ARBEITSAUFTRAG A: Der Satz, der im Textauszug mit „Erwarten sie“ beginnt, fragt nach mehreren Erwartungen der Organisationen. Zählen Sie alle diese Erwartungen auf.
ARBEITSAUFTRAG B: Womit kamen die innovativen Formen der Quartiers- und Nachbarschaftshilfe laut dem Textauszug insbesondere zustande?

TEXTAUSZUG:
•••••
Vom Digitalisierungsschub profitieren

Auf der anderen Seite las und hörte man viel über neu entstandene Solidarität, über innovative Formen der Quartiers- und Nachbarschaftshilfe, die insbesondere mithilfe digitaler Plattformen zustande kamen. Ist es durch Corona für Organisationen also einfacher oder schwieriger geworden, Freiwillige anzusprechen und zu gewinnen? Erwarten sie, dass die Pandemie diesbezüglich langfristig etwas verändern wird, dass sie selbst von dem unverhofften Digitalisierungsschub profitieren und in Zukunft verstärkt neue Formen der Ansprache und Gewinnung von Freiwilligen nutzen werden?
•••••
DATENTEIL:

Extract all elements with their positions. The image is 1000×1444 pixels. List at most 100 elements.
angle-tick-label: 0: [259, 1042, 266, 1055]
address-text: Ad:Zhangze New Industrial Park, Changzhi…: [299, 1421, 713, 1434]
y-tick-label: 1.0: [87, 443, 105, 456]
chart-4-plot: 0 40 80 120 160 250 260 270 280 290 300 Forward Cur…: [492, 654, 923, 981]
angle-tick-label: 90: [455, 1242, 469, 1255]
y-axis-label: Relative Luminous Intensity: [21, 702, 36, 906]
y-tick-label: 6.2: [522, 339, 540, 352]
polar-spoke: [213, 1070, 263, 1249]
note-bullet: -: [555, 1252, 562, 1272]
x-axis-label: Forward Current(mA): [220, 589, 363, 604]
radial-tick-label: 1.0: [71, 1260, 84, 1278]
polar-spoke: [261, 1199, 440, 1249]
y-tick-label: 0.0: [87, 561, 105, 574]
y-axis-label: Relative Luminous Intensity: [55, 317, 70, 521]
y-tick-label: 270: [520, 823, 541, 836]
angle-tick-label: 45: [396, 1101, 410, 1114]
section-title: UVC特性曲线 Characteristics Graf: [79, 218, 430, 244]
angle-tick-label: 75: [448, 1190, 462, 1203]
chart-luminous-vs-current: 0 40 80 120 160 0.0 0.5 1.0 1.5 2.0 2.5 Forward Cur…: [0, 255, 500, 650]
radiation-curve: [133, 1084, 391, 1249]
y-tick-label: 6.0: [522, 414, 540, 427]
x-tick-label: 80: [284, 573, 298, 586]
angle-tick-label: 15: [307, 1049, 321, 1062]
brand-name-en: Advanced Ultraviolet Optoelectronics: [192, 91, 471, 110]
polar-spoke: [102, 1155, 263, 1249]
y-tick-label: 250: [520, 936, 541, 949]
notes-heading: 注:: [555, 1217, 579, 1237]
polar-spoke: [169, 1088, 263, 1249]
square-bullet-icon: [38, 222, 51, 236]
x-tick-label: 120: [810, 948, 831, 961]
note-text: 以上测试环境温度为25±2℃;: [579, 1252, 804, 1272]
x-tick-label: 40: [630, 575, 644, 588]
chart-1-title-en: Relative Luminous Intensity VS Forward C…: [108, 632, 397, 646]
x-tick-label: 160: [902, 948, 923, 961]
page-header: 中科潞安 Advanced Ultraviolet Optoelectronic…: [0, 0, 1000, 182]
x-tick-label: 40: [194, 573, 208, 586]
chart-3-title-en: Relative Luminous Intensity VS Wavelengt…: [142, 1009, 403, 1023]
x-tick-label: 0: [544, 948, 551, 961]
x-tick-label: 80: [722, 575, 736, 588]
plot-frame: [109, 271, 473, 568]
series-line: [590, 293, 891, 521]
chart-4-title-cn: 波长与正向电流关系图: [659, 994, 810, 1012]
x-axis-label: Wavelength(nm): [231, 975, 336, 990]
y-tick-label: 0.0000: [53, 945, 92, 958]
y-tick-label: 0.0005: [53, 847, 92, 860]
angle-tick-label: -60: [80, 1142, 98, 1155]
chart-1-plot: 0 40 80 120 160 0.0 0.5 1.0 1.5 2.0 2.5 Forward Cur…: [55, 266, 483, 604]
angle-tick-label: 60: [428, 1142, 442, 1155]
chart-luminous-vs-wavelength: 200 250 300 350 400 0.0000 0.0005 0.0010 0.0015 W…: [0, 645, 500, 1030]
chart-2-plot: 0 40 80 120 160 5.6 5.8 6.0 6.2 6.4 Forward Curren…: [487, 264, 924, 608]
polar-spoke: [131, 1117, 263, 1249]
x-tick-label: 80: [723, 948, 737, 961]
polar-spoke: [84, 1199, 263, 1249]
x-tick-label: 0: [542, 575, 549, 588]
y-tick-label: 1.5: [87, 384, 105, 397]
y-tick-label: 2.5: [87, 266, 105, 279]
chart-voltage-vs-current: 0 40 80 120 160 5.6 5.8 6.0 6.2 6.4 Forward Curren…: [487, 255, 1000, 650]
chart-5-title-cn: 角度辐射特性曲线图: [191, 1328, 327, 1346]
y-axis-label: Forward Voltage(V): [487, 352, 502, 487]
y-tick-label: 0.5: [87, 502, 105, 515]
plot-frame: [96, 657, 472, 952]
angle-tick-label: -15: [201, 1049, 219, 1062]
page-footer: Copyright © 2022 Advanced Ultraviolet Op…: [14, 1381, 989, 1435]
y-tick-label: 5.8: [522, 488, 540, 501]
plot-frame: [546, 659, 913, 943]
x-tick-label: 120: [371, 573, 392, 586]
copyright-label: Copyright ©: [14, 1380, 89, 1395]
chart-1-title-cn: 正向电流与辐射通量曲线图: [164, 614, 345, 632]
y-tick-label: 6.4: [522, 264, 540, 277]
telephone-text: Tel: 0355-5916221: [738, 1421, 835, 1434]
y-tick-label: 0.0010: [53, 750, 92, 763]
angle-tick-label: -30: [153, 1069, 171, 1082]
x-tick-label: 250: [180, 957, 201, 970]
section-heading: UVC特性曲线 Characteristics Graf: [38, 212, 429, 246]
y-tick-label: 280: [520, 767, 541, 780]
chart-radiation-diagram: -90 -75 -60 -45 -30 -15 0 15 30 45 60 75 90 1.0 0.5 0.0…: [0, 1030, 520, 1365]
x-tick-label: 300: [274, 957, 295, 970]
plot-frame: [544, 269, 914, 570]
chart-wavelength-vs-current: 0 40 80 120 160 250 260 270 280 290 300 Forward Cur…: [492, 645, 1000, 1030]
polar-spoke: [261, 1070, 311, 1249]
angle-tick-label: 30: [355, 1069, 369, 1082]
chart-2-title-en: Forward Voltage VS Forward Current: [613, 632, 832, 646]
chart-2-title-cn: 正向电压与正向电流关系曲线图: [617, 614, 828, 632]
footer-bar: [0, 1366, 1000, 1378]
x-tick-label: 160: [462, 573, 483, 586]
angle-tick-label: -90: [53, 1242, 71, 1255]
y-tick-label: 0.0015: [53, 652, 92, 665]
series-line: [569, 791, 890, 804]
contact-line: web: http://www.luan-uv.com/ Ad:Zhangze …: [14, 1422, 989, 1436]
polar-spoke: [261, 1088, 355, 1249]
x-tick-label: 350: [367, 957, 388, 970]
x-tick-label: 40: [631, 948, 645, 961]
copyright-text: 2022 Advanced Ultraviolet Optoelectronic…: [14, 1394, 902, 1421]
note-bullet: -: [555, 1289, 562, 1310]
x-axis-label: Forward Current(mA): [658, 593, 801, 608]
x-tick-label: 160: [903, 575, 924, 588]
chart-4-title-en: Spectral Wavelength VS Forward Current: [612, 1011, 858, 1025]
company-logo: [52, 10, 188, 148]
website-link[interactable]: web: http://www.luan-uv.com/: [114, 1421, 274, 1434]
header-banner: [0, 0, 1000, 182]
•••••
LÖSUNG A:
- dass die Pandemie diesbezüglich langfristig etwas verändern wird
- dass sie selbst von dem unverhofften Digitalisierungsschub profitieren
- dass sie in Zukunft verstärkt neue Formen der Ansprache und Gewinnung von Freiwilligen nutzen werden

LÖSUNG B: Mithilfe digitaler Plattformen.